Request. Write each line out again exactly as written.

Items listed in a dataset

'''

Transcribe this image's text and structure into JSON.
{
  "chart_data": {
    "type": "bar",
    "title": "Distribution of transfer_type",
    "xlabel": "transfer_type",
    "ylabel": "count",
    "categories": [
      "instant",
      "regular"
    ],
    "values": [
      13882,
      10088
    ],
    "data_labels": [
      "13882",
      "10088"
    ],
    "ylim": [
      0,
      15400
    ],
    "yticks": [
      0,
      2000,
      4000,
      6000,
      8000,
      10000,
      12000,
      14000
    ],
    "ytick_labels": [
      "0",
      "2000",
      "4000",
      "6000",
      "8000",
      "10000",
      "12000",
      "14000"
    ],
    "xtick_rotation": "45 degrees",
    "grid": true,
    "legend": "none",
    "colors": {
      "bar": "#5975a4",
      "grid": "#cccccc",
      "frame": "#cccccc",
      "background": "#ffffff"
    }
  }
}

'''

Complete output.
Transcribe this image's text and structure into JSON.
{
  "chart_data": {
    "type": "bar",
    "title": "Distribution of transfer_type",
    "xlabel": "transfer_type",
    "ylabel": "count",
    "categories": [
      "instant",
      "regular"
    ],
    "values": [
      13882,
      10088
    ],
    "data_labels": [
      "13882",
      "10088"
    ],
    "ylim": [
      0,
      15400
    ],
    "yticks": [
      0,
      2000,
      4000,
      6000,
      8000,
      10000,
      12000,
      14000
    ],
    "ytick_labels": [
      "0",
      "2000",
      "4000",
      "6000",
      "8000",
      "10000",
      "12000",
      "14000"
    ],
    "xtick_rotation": "45 degrees",
    "grid": true,
    "legend": "none",
    "colors": {
      "bar": "#5975a4",
      "grid": "#cccccc",
      "frame": "#cccccc",
      "background": "#ffffff"
    }
  }
}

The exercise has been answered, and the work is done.